- **TASK DETAILS**
Return each line of the material verbatim.

- **DATA SECTION**
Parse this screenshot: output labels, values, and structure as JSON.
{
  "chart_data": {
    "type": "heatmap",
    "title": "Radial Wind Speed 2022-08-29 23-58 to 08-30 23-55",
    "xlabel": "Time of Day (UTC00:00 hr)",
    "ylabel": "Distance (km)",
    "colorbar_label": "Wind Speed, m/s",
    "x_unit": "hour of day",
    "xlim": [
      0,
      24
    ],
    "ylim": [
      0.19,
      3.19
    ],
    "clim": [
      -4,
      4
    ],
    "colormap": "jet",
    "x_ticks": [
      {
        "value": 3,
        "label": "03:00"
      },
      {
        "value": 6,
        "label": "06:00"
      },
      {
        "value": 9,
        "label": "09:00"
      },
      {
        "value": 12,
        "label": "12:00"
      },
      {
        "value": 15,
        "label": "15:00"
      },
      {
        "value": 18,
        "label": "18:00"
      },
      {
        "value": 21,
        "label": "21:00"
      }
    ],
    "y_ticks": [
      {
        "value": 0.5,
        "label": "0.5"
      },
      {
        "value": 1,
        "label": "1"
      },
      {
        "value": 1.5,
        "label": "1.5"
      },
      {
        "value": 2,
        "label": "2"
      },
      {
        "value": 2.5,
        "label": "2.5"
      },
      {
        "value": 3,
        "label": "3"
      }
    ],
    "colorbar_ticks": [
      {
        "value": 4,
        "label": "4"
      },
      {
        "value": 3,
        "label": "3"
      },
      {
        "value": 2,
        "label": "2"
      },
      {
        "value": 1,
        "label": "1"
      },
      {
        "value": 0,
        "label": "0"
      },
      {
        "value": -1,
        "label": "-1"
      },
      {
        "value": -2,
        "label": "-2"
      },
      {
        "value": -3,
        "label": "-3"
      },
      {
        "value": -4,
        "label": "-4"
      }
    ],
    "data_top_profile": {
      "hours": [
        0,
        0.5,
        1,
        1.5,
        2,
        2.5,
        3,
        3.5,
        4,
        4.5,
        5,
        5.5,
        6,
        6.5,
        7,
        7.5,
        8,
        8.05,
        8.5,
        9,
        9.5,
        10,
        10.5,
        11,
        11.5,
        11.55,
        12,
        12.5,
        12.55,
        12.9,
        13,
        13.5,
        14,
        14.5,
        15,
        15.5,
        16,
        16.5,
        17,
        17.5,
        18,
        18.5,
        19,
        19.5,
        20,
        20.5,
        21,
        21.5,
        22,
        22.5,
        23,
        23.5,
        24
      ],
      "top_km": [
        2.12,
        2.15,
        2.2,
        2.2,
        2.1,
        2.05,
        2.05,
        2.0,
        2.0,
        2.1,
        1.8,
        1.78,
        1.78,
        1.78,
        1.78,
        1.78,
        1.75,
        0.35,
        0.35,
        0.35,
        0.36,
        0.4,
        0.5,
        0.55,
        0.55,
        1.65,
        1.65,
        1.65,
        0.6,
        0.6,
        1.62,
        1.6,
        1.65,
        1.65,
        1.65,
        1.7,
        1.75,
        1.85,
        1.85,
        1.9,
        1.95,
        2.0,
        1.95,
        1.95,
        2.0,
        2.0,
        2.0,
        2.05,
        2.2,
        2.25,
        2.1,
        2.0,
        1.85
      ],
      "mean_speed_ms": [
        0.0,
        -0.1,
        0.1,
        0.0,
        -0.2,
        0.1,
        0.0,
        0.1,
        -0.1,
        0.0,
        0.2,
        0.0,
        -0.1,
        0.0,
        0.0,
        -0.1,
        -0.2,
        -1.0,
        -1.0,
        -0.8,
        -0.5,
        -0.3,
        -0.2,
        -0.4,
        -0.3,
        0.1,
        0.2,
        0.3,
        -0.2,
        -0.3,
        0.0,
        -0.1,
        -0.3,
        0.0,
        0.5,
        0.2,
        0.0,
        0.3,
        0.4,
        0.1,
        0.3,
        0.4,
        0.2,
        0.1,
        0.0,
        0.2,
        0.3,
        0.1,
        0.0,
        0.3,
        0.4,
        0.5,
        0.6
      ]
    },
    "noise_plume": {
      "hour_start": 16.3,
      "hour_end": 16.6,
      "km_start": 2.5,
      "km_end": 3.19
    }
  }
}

- **TASK RESULT**
Parse this screenshot: output labels, values, and structure as JSON.
{
  "chart_data": {
    "type": "heatmap",
    "title": "Radial Wind Speed 2022-08-29 23-58 to 08-30 23-55",
    "xlabel": "Time of Day (UTC00:00 hr)",
    "ylabel": "Distance (km)",
    "colorbar_label": "Wind Speed, m/s",
    "x_unit": "hour of day",
    "xlim": [
      0,
      24
    ],
    "ylim": [
      0.19,
      3.19
    ],
    "clim": [
      -4,
      4
    ],
    "colormap": "jet",
    "x_ticks": [
      {
        "value": 3,
        "label": "03:00"
      },
      {
        "value": 6,
        "label": "06:00"
      },
      {
        "value": 9,
        "label": "09:00"
      },
      {
        "value": 12,
        "label": "12:00"
      },
      {
        "value": 15,
        "label": "15:00"
      },
      {
        "value": 18,
        "label": "18:00"
      },
      {
        "value": 21,
        "label": "21:00"
      }
    ],
    "y_ticks": [
      {
        "value": 0.5,
        "label": "0.5"
      },
      {
        "value": 1,
        "label": "1"
      },
      {
        "value": 1.5,
        "label": "1.5"
      },
      {
        "value": 2,
        "label": "2"
      },
      {
        "value": 2.5,
        "label": "2.5"
      },
      {
        "value": 3,
        "label": "3"
      }
    ],
    "colorbar_ticks": [
      {
        "value": 4,
        "label": "4"
      },
      {
        "value": 3,
        "label": "3"
      },
      {
        "value": 2,
        "label": "2"
      },
      {
        "value": 1,
        "label": "1"
      },
      {
        "value": 0,
        "label": "0"
      },
      {
        "value": -1,
        "label": "-1"
      },
      {
        "value": -2,
        "label": "-2"
      },
      {
        "value": -3,
        "label": "-3"
      },
      {
        "value": -4,
        "label": "-4"
      }
    ],
    "data_top_profile": {
      "hours": [
        0,
        0.5,
        1,
        1.5,
        2,
        2.5,
        3,
        3.5,
        4,
        4.5,
        5,
        5.5,
        6,
        6.5,
        7,
        7.5,
        8,
        8.05,
        8.5,
        9,
        9.5,
        10,
        10.5,
        11,
        11.5,
        11.55,
        12,
        12.5,
        12.55,
        12.9,
        13,
        13.5,
        14,
        14.5,
        15,
        15.5,
        16,
        16.5,
        17,
        17.5,
        18,
        18.5,
        19,
        19.5,
        20,
        20.5,
        21,
        21.5,
        22,
        22.5,
        23,
        23.5,
        24
      ],
      "top_km": [
        2.12,
        2.15,
        2.2,
        2.2,
        2.1,
        2.05,
        2.05,
        2.0,
        2.0,
        2.1,
        1.8,
        1.78,
        1.78,
        1.78,
        1.78,
        1.78,
        1.75,
        0.35,
        0.35,
        0.35,
        0.36,
        0.4,
        0.5,
        0.55,
        0.55,
        1.65,
        1.65,
        1.65,
        0.6,
        0.6,
        1.62,
        1.6,
        1.65,
        1.65,
        1.65,
        1.7,
        1.75,
        1.85,
        1.85,
        1.9,
        1.95,
        2.0,
        1.95,
        1.95,
        2.0,
        2.0,
        2.0,
        2.05,
        2.2,
        2.25,
        2.1,
        2.0,
        1.85
      ],
      "mean_speed_ms": [
        0.0,
        -0.1,
        0.1,
        0.0,
        -0.2,
        0.1,
        0.0,
        0.1,
        -0.1,
        0.0,
        0.2,
        0.0,
        -0.1,
        0.0,
        0.0,
        -0.1,
        -0.2,
        -1.0,
        -1.0,
        -0.8,
        -0.5,
        -0.3,
        -0.2,
        -0.4,
        -0.3,
        0.1,
        0.2,
        0.3,
        -0.2,
        -0.3,
        0.0,
        -0.1,
        -0.3,
        0.0,
        0.5,
        0.2,
        0.0,
        0.3,
        0.4,
        0.1,
        0.3,
        0.4,
        0.2,
        0.1,
        0.0,
        0.2,
        0.3,
        0.1,
        0.0,
        0.3,
        0.4,
        0.5,
        0.6
      ]
    },
    "noise_plume": {
      "hour_start": 16.3,
      "hour_end": 16.6,
      "km_start": 2.5,
      "km_end": 3.19
    }
  }
}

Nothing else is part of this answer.